§ TASK DESCRIPTION
Reproduce every line of the data below verbatim.

§ SOURCE DATA
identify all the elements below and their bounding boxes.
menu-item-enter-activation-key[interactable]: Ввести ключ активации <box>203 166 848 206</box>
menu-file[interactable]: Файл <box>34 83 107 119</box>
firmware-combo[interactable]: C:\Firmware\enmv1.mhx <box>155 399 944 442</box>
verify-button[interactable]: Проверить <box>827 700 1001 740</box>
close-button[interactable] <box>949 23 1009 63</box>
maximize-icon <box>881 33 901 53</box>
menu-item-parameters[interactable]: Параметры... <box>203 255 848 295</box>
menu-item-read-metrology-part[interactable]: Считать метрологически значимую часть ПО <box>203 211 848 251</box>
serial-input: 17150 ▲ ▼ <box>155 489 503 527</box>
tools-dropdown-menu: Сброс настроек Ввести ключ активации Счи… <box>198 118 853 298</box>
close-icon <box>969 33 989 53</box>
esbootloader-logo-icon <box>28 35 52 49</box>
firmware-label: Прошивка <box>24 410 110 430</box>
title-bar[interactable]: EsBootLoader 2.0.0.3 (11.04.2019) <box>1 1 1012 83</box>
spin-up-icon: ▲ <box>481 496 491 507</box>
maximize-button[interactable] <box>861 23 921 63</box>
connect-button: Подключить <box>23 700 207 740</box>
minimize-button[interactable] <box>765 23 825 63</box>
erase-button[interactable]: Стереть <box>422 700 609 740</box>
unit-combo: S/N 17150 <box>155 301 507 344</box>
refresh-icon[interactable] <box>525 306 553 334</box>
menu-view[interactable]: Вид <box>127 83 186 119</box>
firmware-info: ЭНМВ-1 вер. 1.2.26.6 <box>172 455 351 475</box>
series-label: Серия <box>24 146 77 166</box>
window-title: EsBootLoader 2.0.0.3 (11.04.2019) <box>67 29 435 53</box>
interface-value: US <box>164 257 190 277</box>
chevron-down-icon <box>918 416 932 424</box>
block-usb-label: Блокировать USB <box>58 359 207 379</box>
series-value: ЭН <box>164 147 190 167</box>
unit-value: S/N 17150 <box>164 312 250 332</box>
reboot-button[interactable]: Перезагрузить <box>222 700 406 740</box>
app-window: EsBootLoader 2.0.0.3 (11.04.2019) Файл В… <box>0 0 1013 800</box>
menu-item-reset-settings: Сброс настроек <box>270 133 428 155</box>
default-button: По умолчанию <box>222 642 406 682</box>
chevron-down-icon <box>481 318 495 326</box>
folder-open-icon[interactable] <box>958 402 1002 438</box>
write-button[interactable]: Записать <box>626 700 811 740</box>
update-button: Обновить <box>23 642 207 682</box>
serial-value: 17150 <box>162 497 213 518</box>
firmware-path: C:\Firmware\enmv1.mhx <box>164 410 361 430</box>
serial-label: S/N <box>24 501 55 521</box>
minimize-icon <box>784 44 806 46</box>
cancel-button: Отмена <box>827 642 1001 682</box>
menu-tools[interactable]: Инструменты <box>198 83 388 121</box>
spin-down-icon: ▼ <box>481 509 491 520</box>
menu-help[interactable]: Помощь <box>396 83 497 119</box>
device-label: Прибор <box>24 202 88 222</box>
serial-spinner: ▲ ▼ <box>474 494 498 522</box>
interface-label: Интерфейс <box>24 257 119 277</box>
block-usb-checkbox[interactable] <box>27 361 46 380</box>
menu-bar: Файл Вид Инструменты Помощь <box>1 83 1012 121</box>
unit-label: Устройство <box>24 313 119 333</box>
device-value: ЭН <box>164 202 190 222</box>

§ EXERCISE ANSWER
identify all the elements below and their bounding boxes.
menu-item-enter-activation-key[interactable]: Ввести ключ активации <box>203 166 848 206</box>
menu-file[interactable]: Файл <box>34 83 107 119</box>
firmware-combo[interactable]: C:\Firmware\enmv1.mhx <box>155 399 944 442</box>
verify-button[interactable]: Проверить <box>827 700 1001 740</box>
close-button[interactable] <box>949 23 1009 63</box>
maximize-icon <box>881 33 901 53</box>
menu-item-parameters[interactable]: Параметры... <box>203 255 848 295</box>
menu-item-read-metrology-part[interactable]: Считать метрологически значимую часть ПО <box>203 211 848 251</box>
serial-input: 17150 ▲ ▼ <box>155 489 503 527</box>
tools-dropdown-menu: Сброс настроек Ввести ключ активации Счи… <box>198 118 853 298</box>
close-icon <box>969 33 989 53</box>
esbootloader-logo-icon <box>28 35 52 49</box>
firmware-label: Прошивка <box>24 410 110 430</box>
title-bar[interactable]: EsBootLoader 2.0.0.3 (11.04.2019) <box>1 1 1012 83</box>
spin-up-icon: ▲ <box>481 496 491 507</box>
maximize-button[interactable] <box>861 23 921 63</box>
connect-button: Подключить <box>23 700 207 740</box>
minimize-button[interactable] <box>765 23 825 63</box>
erase-button[interactable]: Стереть <box>422 700 609 740</box>
unit-combo: S/N 17150 <box>155 301 507 344</box>
refresh-icon[interactable] <box>525 306 553 334</box>
menu-view[interactable]: Вид <box>127 83 186 119</box>
firmware-info: ЭНМВ-1 вер. 1.2.26.6 <box>172 455 351 475</box>
series-label: Серия <box>24 146 77 166</box>
window-title: EsBootLoader 2.0.0.3 (11.04.2019) <box>67 29 435 53</box>
interface-value: US <box>164 257 190 277</box>
chevron-down-icon <box>918 416 932 424</box>
block-usb-label: Блокировать USB <box>58 359 207 379</box>
series-value: ЭН <box>164 147 190 167</box>
unit-value: S/N 17150 <box>164 312 250 332</box>
reboot-button[interactable]: Перезагрузить <box>222 700 406 740</box>
app-window: EsBootLoader 2.0.0.3 (11.04.2019) Файл В… <box>0 0 1013 800</box>
menu-item-reset-settings: Сброс настроек <box>270 133 428 155</box>
default-button: По умолчанию <box>222 642 406 682</box>
chevron-down-icon <box>481 318 495 326</box>
folder-open-icon[interactable] <box>958 402 1002 438</box>
write-button[interactable]: Записать <box>626 700 811 740</box>
update-button: Обновить <box>23 642 207 682</box>
serial-value: 17150 <box>162 497 213 518</box>
firmware-path: C:\Firmware\enmv1.mhx <box>164 410 361 430</box>
serial-label: S/N <box>24 501 55 521</box>
minimize-icon <box>784 44 806 46</box>
cancel-button: Отмена <box>827 642 1001 682</box>
menu-tools[interactable]: Инструменты <box>198 83 388 121</box>
spin-down-icon: ▼ <box>481 509 491 520</box>
menu-help[interactable]: Помощь <box>396 83 497 119</box>
device-label: Прибор <box>24 202 88 222</box>
serial-spinner: ▲ ▼ <box>474 494 498 522</box>
interface-label: Интерфейс <box>24 257 119 277</box>
block-usb-checkbox[interactable] <box>27 361 46 380</box>
menu-bar: Файл Вид Инструменты Помощь <box>1 83 1012 121</box>
unit-label: Устройство <box>24 313 119 333</box>
device-value: ЭН <box>164 202 190 222</box>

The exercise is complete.